§ Work to do: Restate all the material verbatim, except for the pictures.

§ Records from a collection:
start

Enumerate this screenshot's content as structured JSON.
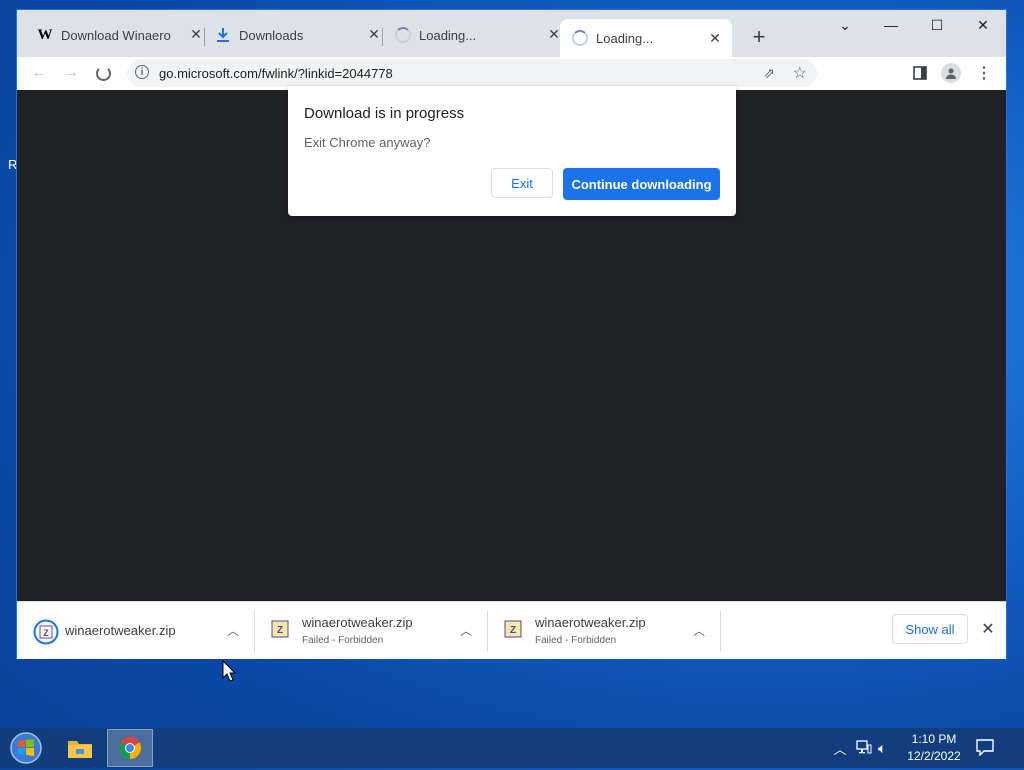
{
  "tabs": [
    {
      "title": "Download Winaero T",
      "favicon": "winaero-w-icon"
    },
    {
      "title": "Downloads",
      "favicon": "download-arrow-icon"
    },
    {
      "title": "Loading...",
      "favicon": "spinner-icon"
    },
    {
      "title": "Loading...",
      "favicon": "spinner-icon",
      "active": true
    }
  ],
  "toolbar": {
    "url": "go.microsoft.com/fwlink/?linkid=2044778"
  },
  "dialog": {
    "title": "Download is in progress",
    "message": "Exit Chrome anyway?",
    "exit_label": "Exit",
    "continue_label": "Continue downloading"
  },
  "downloads": [
    {
      "name": "winaerotweaker.zip",
      "status": ""
    },
    {
      "name": "winaerotweaker.zip",
      "status": "Failed - Forbidden"
    },
    {
      "name": "winaerotweaker.zip",
      "status": "Failed - Forbidden"
    }
  ],
  "shelf": {
    "show_all_label": "Show all"
  },
  "taskbar": {
    "time": "1:10 PM",
    "date": "12/2/2022"
  },
  "colors": {
    "accent": "#1a73e8",
    "content_bg": "#202124",
    "desktop": "#1565c8"
  }
}
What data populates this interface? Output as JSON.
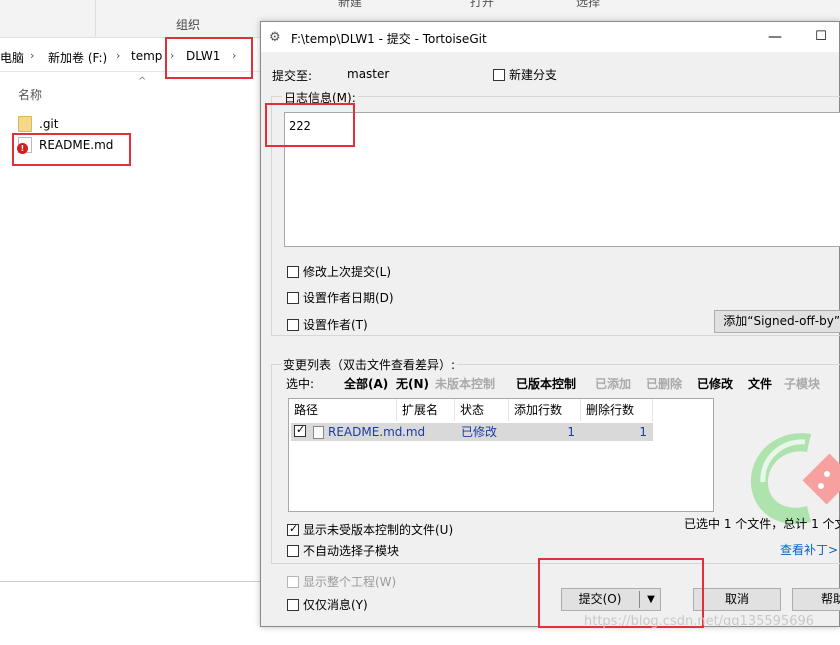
{
  "explorer": {
    "ribbon_group": "组织",
    "ribbon_cut_1": "新建",
    "ribbon_cut_2": "打开",
    "ribbon_cut_3": "选择",
    "breadcrumb": [
      "电脑",
      "新加卷 (F:)",
      "temp",
      "DLW1"
    ],
    "column_name": "名称",
    "files": [
      {
        "name": ".git",
        "icon": "folder-icon"
      },
      {
        "name": "README.md",
        "icon": "error-overlay-icon"
      }
    ]
  },
  "dialog": {
    "title": "F:\\temp\\DLW1 - 提交 - TortoiseGit",
    "commit_to_label": "提交至:",
    "branch": "master",
    "new_branch_label": "新建分支",
    "log_message_label": "日志信息(M):",
    "message_text": "222",
    "amend_label": "修改上次提交(L)",
    "set_author_date_label": "设置作者日期(D)",
    "set_author_label": "设置作者(T)",
    "signed_off_button": "添加“Signed-off-by”(",
    "changes_label": "变更列表（双击文件查看差异）:",
    "select_label": "选中:",
    "filters": {
      "all": "全部(A)",
      "none": "无(N)",
      "unversioned": "未版本控制",
      "versioned": "已版本控制",
      "added": "已添加",
      "deleted": "已删除",
      "modified": "已修改",
      "files": "文件",
      "submodules": "子模块"
    },
    "columns": [
      "路径",
      "扩展名",
      "状态",
      "添加行数",
      "删除行数"
    ],
    "rows": [
      {
        "checked": true,
        "path": "README.md",
        "ext": ".md",
        "status": "已修改",
        "added": "1",
        "deleted": "1"
      }
    ],
    "show_unversioned_label": "显示未受版本控制的文件(U)",
    "no_auto_submodule_label": "不自动选择子模块",
    "selection_summary": "已选中 1 个文件，总计 1 个文",
    "view_patch_link": "查看补丁>",
    "show_whole_project_label": "显示整个工程(W)",
    "message_only_label": "仅仅消息(Y)",
    "commit_button": "提交(O)",
    "cancel_button": "取消",
    "help_button": "帮助"
  },
  "watermark": "https://blog.csdn.net/qq135595696",
  "colors": {
    "highlight": "#e2303a",
    "link": "#0066cc",
    "item_text": "#1a3da3"
  }
}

end

§ Reply:
Enumerate this screenshot's content as structured JSON.
{
  "tabs": [
    {
      "title": "Download Winaero T",
      "favicon": "winaero-w-icon"
    },
    {
      "title": "Downloads",
      "favicon": "download-arrow-icon"
    },
    {
      "title": "Loading...",
      "favicon": "spinner-icon"
    },
    {
      "title": "Loading...",
      "favicon": "spinner-icon",
      "active": true
    }
  ],
  "toolbar": {
    "url": "go.microsoft.com/fwlink/?linkid=2044778"
  },
  "dialog": {
    "title": "Download is in progress",
    "message": "Exit Chrome anyway?",
    "exit_label": "Exit",
    "continue_label": "Continue downloading"
  },
  "downloads": [
    {
      "name": "winaerotweaker.zip",
      "status": ""
    },
    {
      "name": "winaerotweaker.zip",
      "status": "Failed - Forbidden"
    },
    {
      "name": "winaerotweaker.zip",
      "status": "Failed - Forbidden"
    }
  ],
  "shelf": {
    "show_all_label": "Show all"
  },
  "taskbar": {
    "time": "1:10 PM",
    "date": "12/2/2022"
  },
  "colors": {
    "accent": "#1a73e8",
    "content_bg": "#202124",
    "desktop": "#1565c8"
  }
}
What data populates this interface? Output as JSON.
{
  "explorer": {
    "ribbon_group": "组织",
    "ribbon_cut_1": "新建",
    "ribbon_cut_2": "打开",
    "ribbon_cut_3": "选择",
    "breadcrumb": [
      "电脑",
      "新加卷 (F:)",
      "temp",
      "DLW1"
    ],
    "column_name": "名称",
    "files": [
      {
        "name": ".git",
        "icon": "folder-icon"
      },
      {
        "name": "README.md",
        "icon": "error-overlay-icon"
      }
    ]
  },
  "dialog": {
    "title": "F:\\temp\\DLW1 - 提交 - TortoiseGit",
    "commit_to_label": "提交至:",
    "branch": "master",
    "new_branch_label": "新建分支",
    "log_message_label": "日志信息(M):",
    "message_text": "222",
    "amend_label": "修改上次提交(L)",
    "set_author_date_label": "设置作者日期(D)",
    "set_author_label": "设置作者(T)",
    "signed_off_button": "添加“Signed-off-by”(",
    "changes_label": "变更列表（双击文件查看差异）:",
    "select_label": "选中:",
    "filters": {
      "all": "全部(A)",
      "none": "无(N)",
      "unversioned": "未版本控制",
      "versioned": "已版本控制",
      "added": "已添加",
      "deleted": "已删除",
      "modified": "已修改",
      "files": "文件",
      "submodules": "子模块"
    },
    "columns": [
      "路径",
      "扩展名",
      "状态",
      "添加行数",
      "删除行数"
    ],
    "rows": [
      {
        "checked": true,
        "path": "README.md",
        "ext": ".md",
        "status": "已修改",
        "added": "1",
        "deleted": "1"
      }
    ],
    "show_unversioned_label": "显示未受版本控制的文件(U)",
    "no_auto_submodule_label": "不自动选择子模块",
    "selection_summary": "已选中 1 个文件，总计 1 个文",
    "view_patch_link": "查看补丁>",
    "show_whole_project_label": "显示整个工程(W)",
    "message_only_label": "仅仅消息(Y)",
    "commit_button": "提交(O)",
    "cancel_button": "取消",
    "help_button": "帮助"
  },
  "watermark": "https://blog.csdn.net/qq135595696",
  "colors": {
    "highlight": "#e2303a",
    "link": "#0066cc",
    "item_text": "#1a3da3"
  }
}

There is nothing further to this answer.